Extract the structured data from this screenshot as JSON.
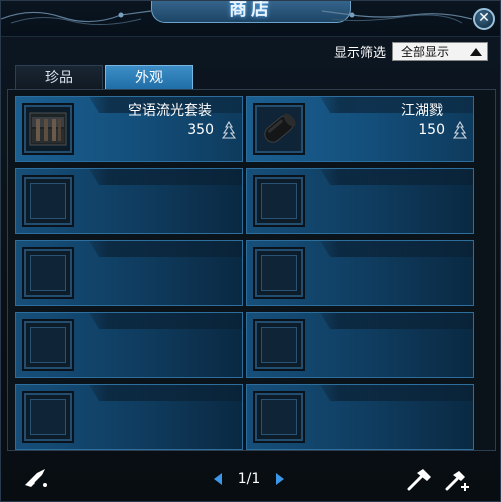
{
  "window": {
    "title": "商店",
    "close_label": "✕"
  },
  "filter": {
    "label": "显示筛选",
    "selected": "全部显示"
  },
  "tabs": [
    {
      "label": "珍品",
      "active": false
    },
    {
      "label": "外观",
      "active": true
    }
  ],
  "items": [
    {
      "name": "空语流光套装",
      "price": "350",
      "icon": "outfit-chest-icon"
    },
    {
      "name": "江湖戮",
      "price": "150",
      "icon": "dark-scroll-icon"
    }
  ],
  "empty_slots": 8,
  "pager": {
    "text": "1/1"
  },
  "colors": {
    "accent": "#3c97e8",
    "cell_blue": "#1b5f91",
    "tab_active": "#2f7fba"
  }
}
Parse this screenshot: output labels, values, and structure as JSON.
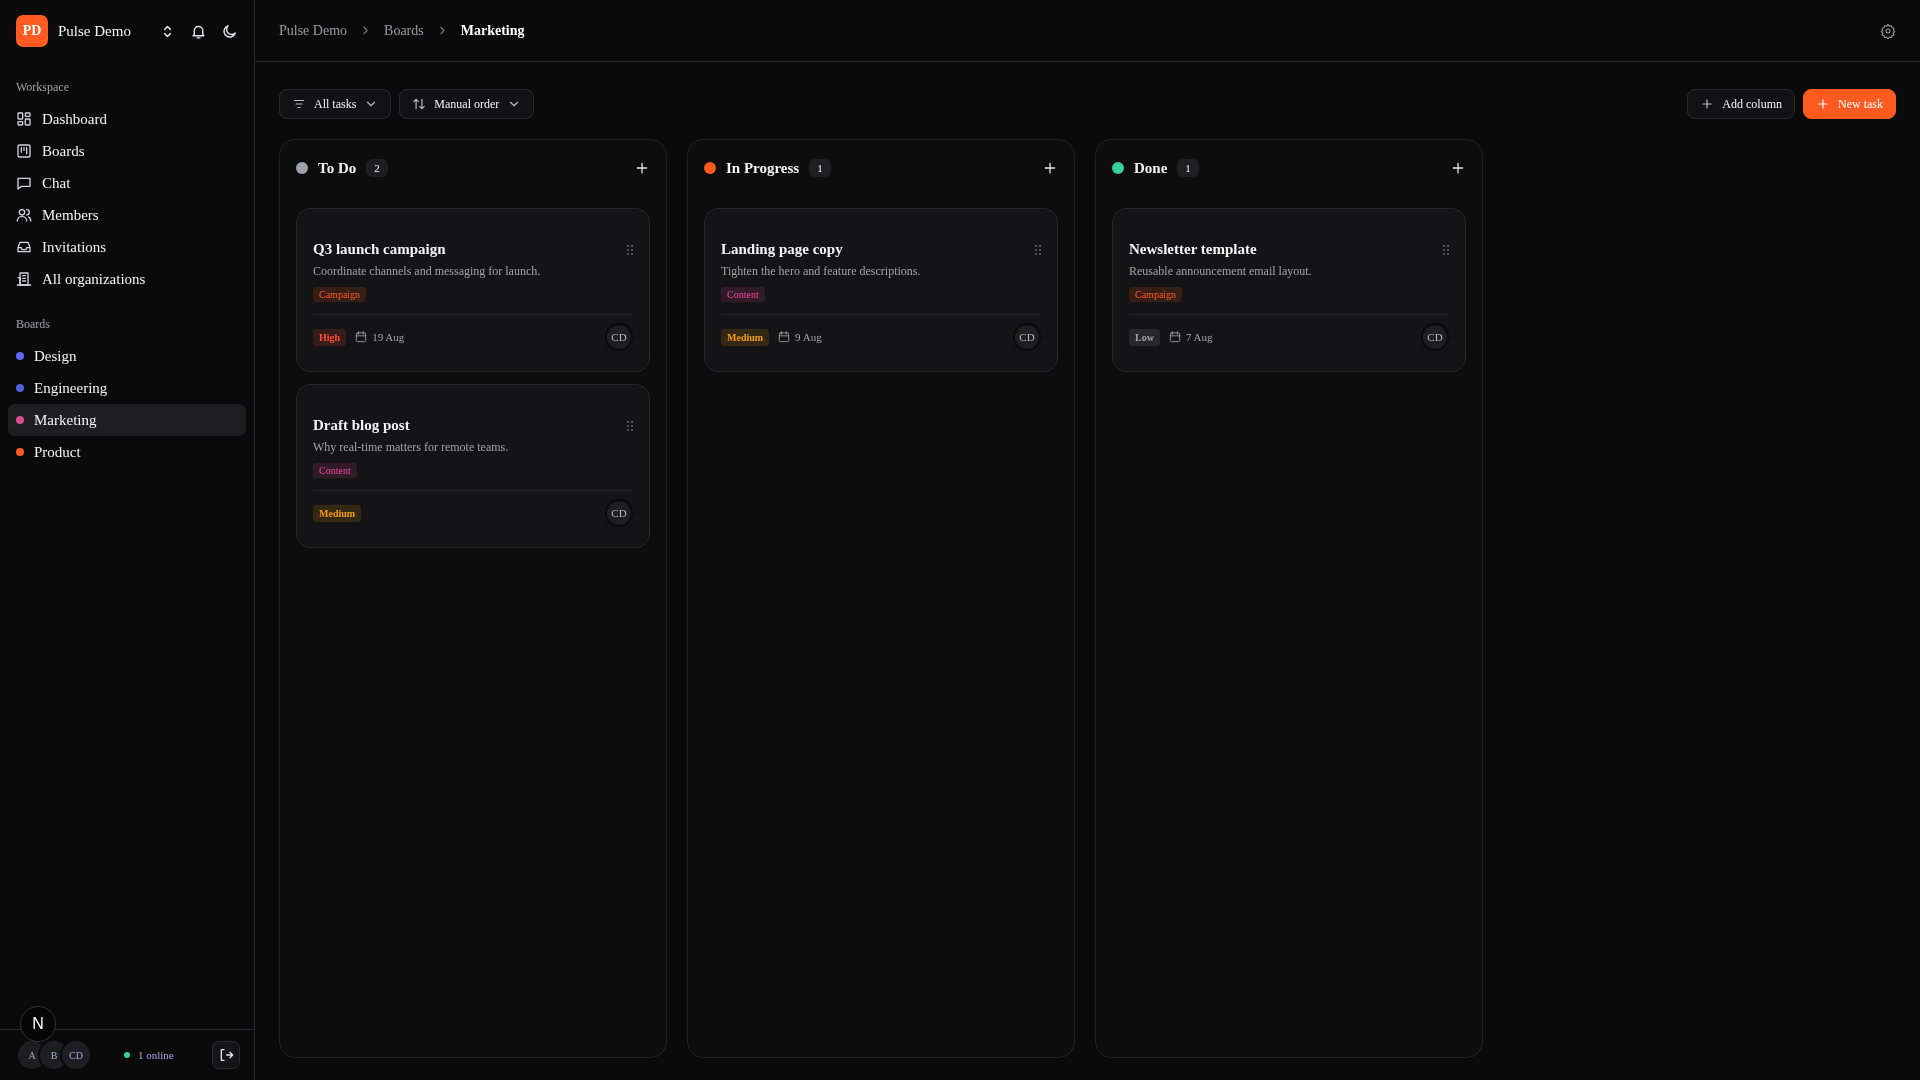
{
  "workspace": {
    "initials": "PD",
    "name": "Pulse Demo"
  },
  "sidebar": {
    "workspace_label": "Workspace",
    "items": [
      {
        "label": "Dashboard"
      },
      {
        "label": "Boards"
      },
      {
        "label": "Chat"
      },
      {
        "label": "Members"
      },
      {
        "label": "Invitations"
      },
      {
        "label": "All organizations"
      }
    ],
    "boards_label": "Boards",
    "boards": [
      {
        "label": "Design",
        "color": "#6366f1",
        "selected": false
      },
      {
        "label": "Engineering",
        "color": "#4f63d8",
        "selected": false
      },
      {
        "label": "Marketing",
        "color": "#db4e8e",
        "selected": true
      },
      {
        "label": "Product",
        "color": "#ff5a1f",
        "selected": false
      }
    ]
  },
  "footer": {
    "dev_badge": "N",
    "avatars": [
      "A",
      "B",
      "CD"
    ],
    "online": "1 online"
  },
  "breadcrumb": [
    "Pulse Demo",
    "Boards",
    "Marketing"
  ],
  "toolbar": {
    "filter": "All tasks",
    "sort": "Manual order",
    "add_column": "Add column",
    "new_task": "New task"
  },
  "columns": [
    {
      "title": "To Do",
      "color": "#a1a1aa",
      "count": "2",
      "cards": [
        {
          "title": "Q3 launch campaign",
          "description": "Coordinate channels and messaging for launch.",
          "tag": {
            "label": "Campaign",
            "kind": "campaign"
          },
          "priority": {
            "label": "High",
            "kind": "high"
          },
          "due": "19 Aug",
          "assignee": "CD"
        },
        {
          "title": "Draft blog post",
          "description": "Why real-time matters for remote teams.",
          "tag": {
            "label": "Content",
            "kind": "content"
          },
          "priority": {
            "label": "Medium",
            "kind": "medium"
          },
          "assignee": "CD"
        }
      ]
    },
    {
      "title": "In Progress",
      "color": "#ff5a1f",
      "count": "1",
      "cards": [
        {
          "title": "Landing page copy",
          "description": "Tighten the hero and feature descriptions.",
          "tag": {
            "label": "Content",
            "kind": "content"
          },
          "priority": {
            "label": "Medium",
            "kind": "medium"
          },
          "due": "9 Aug",
          "assignee": "CD"
        }
      ]
    },
    {
      "title": "Done",
      "color": "#34d399",
      "count": "1",
      "cards": [
        {
          "title": "Newsletter template",
          "description": "Reusable announcement email layout.",
          "tag": {
            "label": "Campaign",
            "kind": "campaign"
          },
          "priority": {
            "label": "Low",
            "kind": "low"
          },
          "due": "7 Aug",
          "assignee": "CD"
        }
      ]
    }
  ]
}
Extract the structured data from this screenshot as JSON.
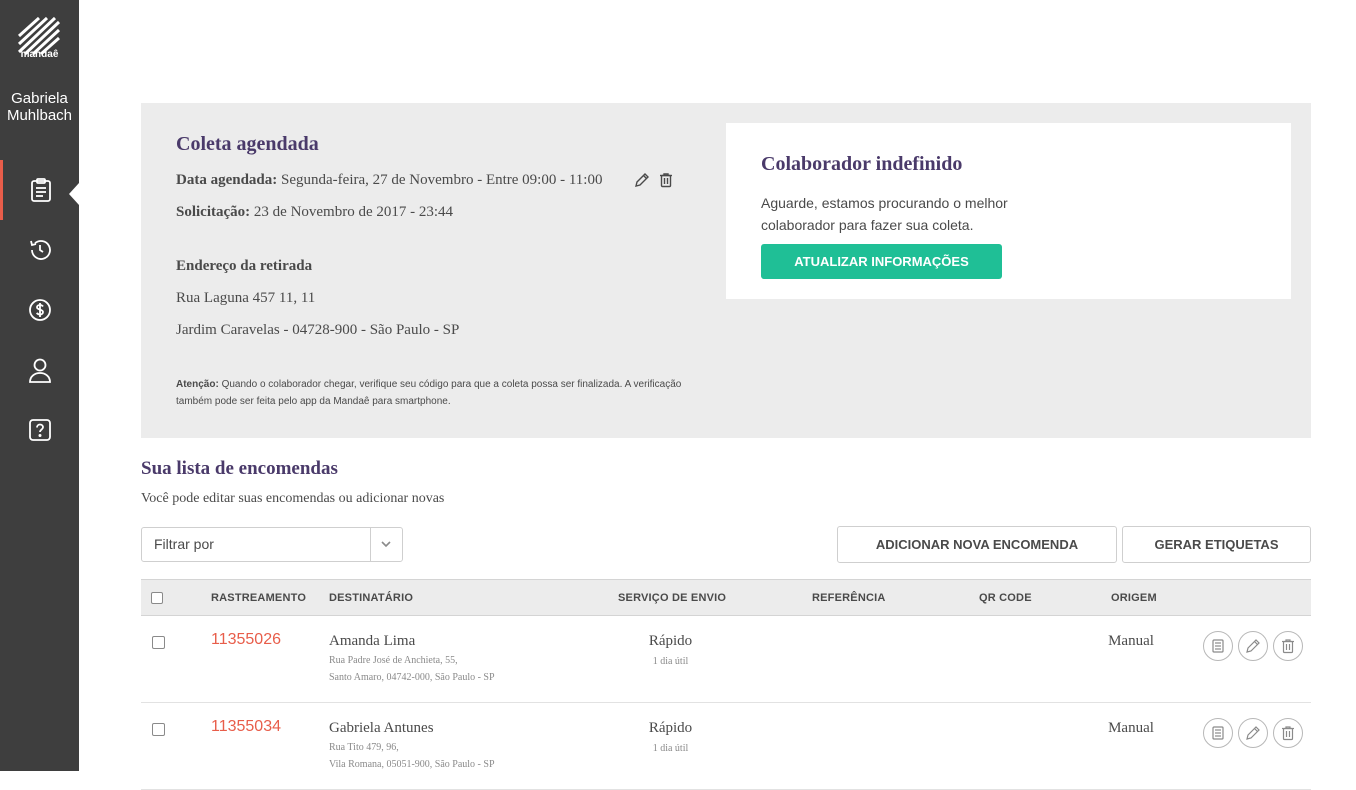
{
  "sidebar": {
    "logo_text": "mandaê",
    "user_name": "Gabriela Muhlbach",
    "nav": [
      {
        "icon": "clipboard-icon",
        "active": true
      },
      {
        "icon": "history-icon",
        "active": false
      },
      {
        "icon": "dollar-icon",
        "active": false
      },
      {
        "icon": "user-icon",
        "active": false
      },
      {
        "icon": "help-icon",
        "active": false
      }
    ]
  },
  "coleta": {
    "title": "Coleta agendada",
    "data_label": "Data agendada:",
    "data_value": "Segunda-feira, 27 de Novembro - Entre 09:00 - 11:00",
    "solicitacao_label": "Solicitação:",
    "solicitacao_value": "23 de Novembro de 2017 - 23:44",
    "endereco_label": "Endereço da retirada",
    "endereco_line1": "Rua Laguna 457 11, 11",
    "endereco_line2": "Jardim Caravelas - 04728-900 - São Paulo - SP",
    "note_label": "Atenção:",
    "note_text": "Quando o colaborador chegar, verifique seu código para que a coleta possa ser finalizada. A verificação também pode ser feita pelo app da Mandaê para smartphone."
  },
  "colaborador": {
    "title": "Colaborador indefinido",
    "text": "Aguarde, estamos procurando o melhor colaborador para fazer sua coleta.",
    "button": "ATUALIZAR INFORMAÇÕES"
  },
  "list": {
    "title": "Sua lista de encomendas",
    "subtitle": "Você pode editar suas encomendas ou adicionar novas",
    "filter_label": "Filtrar por",
    "add_button": "ADICIONAR NOVA ENCOMENDA",
    "labels_button": "GERAR ETIQUETAS",
    "columns": [
      "RASTREAMENTO",
      "DESTINATÁRIO",
      "SERVIÇO DE ENVIO",
      "REFERÊNCIA",
      "QR CODE",
      "ORIGEM"
    ],
    "rows": [
      {
        "tracking": "11355026",
        "name": "Amanda Lima",
        "addr1": "Rua Padre José de Anchieta, 55,",
        "addr2": "Santo Amaro, 04742-000, São Paulo - SP",
        "service": "Rápido",
        "service_sub": "1 dia útil",
        "origin": "Manual"
      },
      {
        "tracking": "11355034",
        "name": "Gabriela Antunes",
        "addr1": "Rua Tito 479, 96,",
        "addr2": "Vila Romana, 05051-900, São Paulo - SP",
        "service": "Rápido",
        "service_sub": "1 dia útil",
        "origin": "Manual"
      }
    ]
  },
  "colors": {
    "sidebar": "#3e3e3e",
    "accent": "#e85d4a",
    "button_green": "#1fbf96",
    "title_purple": "#4a3a6a"
  }
}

> [Set problem]: The listing above needs to be output again exactly. Don't include the pictures.

> [Solution to this task]:
Extract the structured data from this screenshot as JSON.
{
  "window": {
    "title": "商店",
    "close_label": "✕"
  },
  "filter": {
    "label": "显示筛选",
    "selected": "全部显示"
  },
  "tabs": [
    {
      "label": "珍品",
      "active": false
    },
    {
      "label": "外观",
      "active": true
    }
  ],
  "items": [
    {
      "name": "空语流光套装",
      "price": "350",
      "icon": "outfit-chest-icon"
    },
    {
      "name": "江湖戮",
      "price": "150",
      "icon": "dark-scroll-icon"
    }
  ],
  "empty_slots": 8,
  "pager": {
    "text": "1/1"
  },
  "colors": {
    "accent": "#3c97e8",
    "cell_blue": "#1b5f91",
    "tab_active": "#2f7fba"
  }
}
Parse this screenshot: output labels, values, and structure as JSON.
{
  "workspace": {
    "initials": "PD",
    "name": "Pulse Demo"
  },
  "sidebar": {
    "workspace_label": "Workspace",
    "items": [
      {
        "label": "Dashboard"
      },
      {
        "label": "Boards"
      },
      {
        "label": "Chat"
      },
      {
        "label": "Members"
      },
      {
        "label": "Invitations"
      },
      {
        "label": "All organizations"
      }
    ],
    "boards_label": "Boards",
    "boards": [
      {
        "label": "Design",
        "color": "#6366f1",
        "selected": false
      },
      {
        "label": "Engineering",
        "color": "#4f63d8",
        "selected": false
      },
      {
        "label": "Marketing",
        "color": "#db4e8e",
        "selected": true
      },
      {
        "label": "Product",
        "color": "#ff5a1f",
        "selected": false
      }
    ]
  },
  "footer": {
    "dev_badge": "N",
    "avatars": [
      "A",
      "B",
      "CD"
    ],
    "online": "1 online"
  },
  "breadcrumb": [
    "Pulse Demo",
    "Boards",
    "Marketing"
  ],
  "toolbar": {
    "filter": "All tasks",
    "sort": "Manual order",
    "add_column": "Add column",
    "new_task": "New task"
  },
  "columns": [
    {
      "title": "To Do",
      "color": "#a1a1aa",
      "count": "2",
      "cards": [
        {
          "title": "Q3 launch campaign",
          "description": "Coordinate channels and messaging for launch.",
          "tag": {
            "label": "Campaign",
            "kind": "campaign"
          },
          "priority": {
            "label": "High",
            "kind": "high"
          },
          "due": "19 Aug",
          "assignee": "CD"
        },
        {
          "title": "Draft blog post",
          "description": "Why real-time matters for remote teams.",
          "tag": {
            "label": "Content",
            "kind": "content"
          },
          "priority": {
            "label": "Medium",
            "kind": "medium"
          },
          "assignee": "CD"
        }
      ]
    },
    {
      "title": "In Progress",
      "color": "#ff5a1f",
      "count": "1",
      "cards": [
        {
          "title": "Landing page copy",
          "description": "Tighten the hero and feature descriptions.",
          "tag": {
            "label": "Content",
            "kind": "content"
          },
          "priority": {
            "label": "Medium",
            "kind": "medium"
          },
          "due": "9 Aug",
          "assignee": "CD"
        }
      ]
    },
    {
      "title": "Done",
      "color": "#34d399",
      "count": "1",
      "cards": [
        {
          "title": "Newsletter template",
          "description": "Reusable announcement email layout.",
          "tag": {
            "label": "Campaign",
            "kind": "campaign"
          },
          "priority": {
            "label": "Low",
            "kind": "low"
          },
          "due": "7 Aug",
          "assignee": "CD"
        }
      ]
    }
  ]
}
Extract the structured data from this screenshot as JSON.
{
  "sidebar": {
    "logo_text": "mandaê",
    "user_name": "Gabriela Muhlbach",
    "nav": [
      {
        "icon": "clipboard-icon",
        "active": true
      },
      {
        "icon": "history-icon",
        "active": false
      },
      {
        "icon": "dollar-icon",
        "active": false
      },
      {
        "icon": "user-icon",
        "active": false
      },
      {
        "icon": "help-icon",
        "active": false
      }
    ]
  },
  "coleta": {
    "title": "Coleta agendada",
    "data_label": "Data agendada:",
    "data_value": "Segunda-feira, 27 de Novembro - Entre 09:00 - 11:00",
    "solicitacao_label": "Solicitação:",
    "solicitacao_value": "23 de Novembro de 2017 - 23:44",
    "endereco_label": "Endereço da retirada",
    "endereco_line1": "Rua Laguna 457 11, 11",
    "endereco_line2": "Jardim Caravelas - 04728-900 - São Paulo - SP",
    "note_label": "Atenção:",
    "note_text": "Quando o colaborador chegar, verifique seu código para que a coleta possa ser finalizada. A verificação também pode ser feita pelo app da Mandaê para smartphone."
  },
  "colaborador": {
    "title": "Colaborador indefinido",
    "text": "Aguarde, estamos procurando o melhor colaborador para fazer sua coleta.",
    "button": "ATUALIZAR INFORMAÇÕES"
  },
  "list": {
    "title": "Sua lista de encomendas",
    "subtitle": "Você pode editar suas encomendas ou adicionar novas",
    "filter_label": "Filtrar por",
    "add_button": "ADICIONAR NOVA ENCOMENDA",
    "labels_button": "GERAR ETIQUETAS",
    "columns": [
      "RASTREAMENTO",
      "DESTINATÁRIO",
      "SERVIÇO DE ENVIO",
      "REFERÊNCIA",
      "QR CODE",
      "ORIGEM"
    ],
    "rows": [
      {
        "tracking": "11355026",
        "name": "Amanda Lima",
        "addr1": "Rua Padre José de Anchieta, 55,",
        "addr2": "Santo Amaro, 04742-000, São Paulo - SP",
        "service": "Rápido",
        "service_sub": "1 dia útil",
        "origin": "Manual"
      },
      {
        "tracking": "11355034",
        "name": "Gabriela Antunes",
        "addr1": "Rua Tito 479, 96,",
        "addr2": "Vila Romana, 05051-900, São Paulo - SP",
        "service": "Rápido",
        "service_sub": "1 dia útil",
        "origin": "Manual"
      }
    ]
  },
  "colors": {
    "sidebar": "#3e3e3e",
    "accent": "#e85d4a",
    "button_green": "#1fbf96",
    "title_purple": "#4a3a6a"
  }
}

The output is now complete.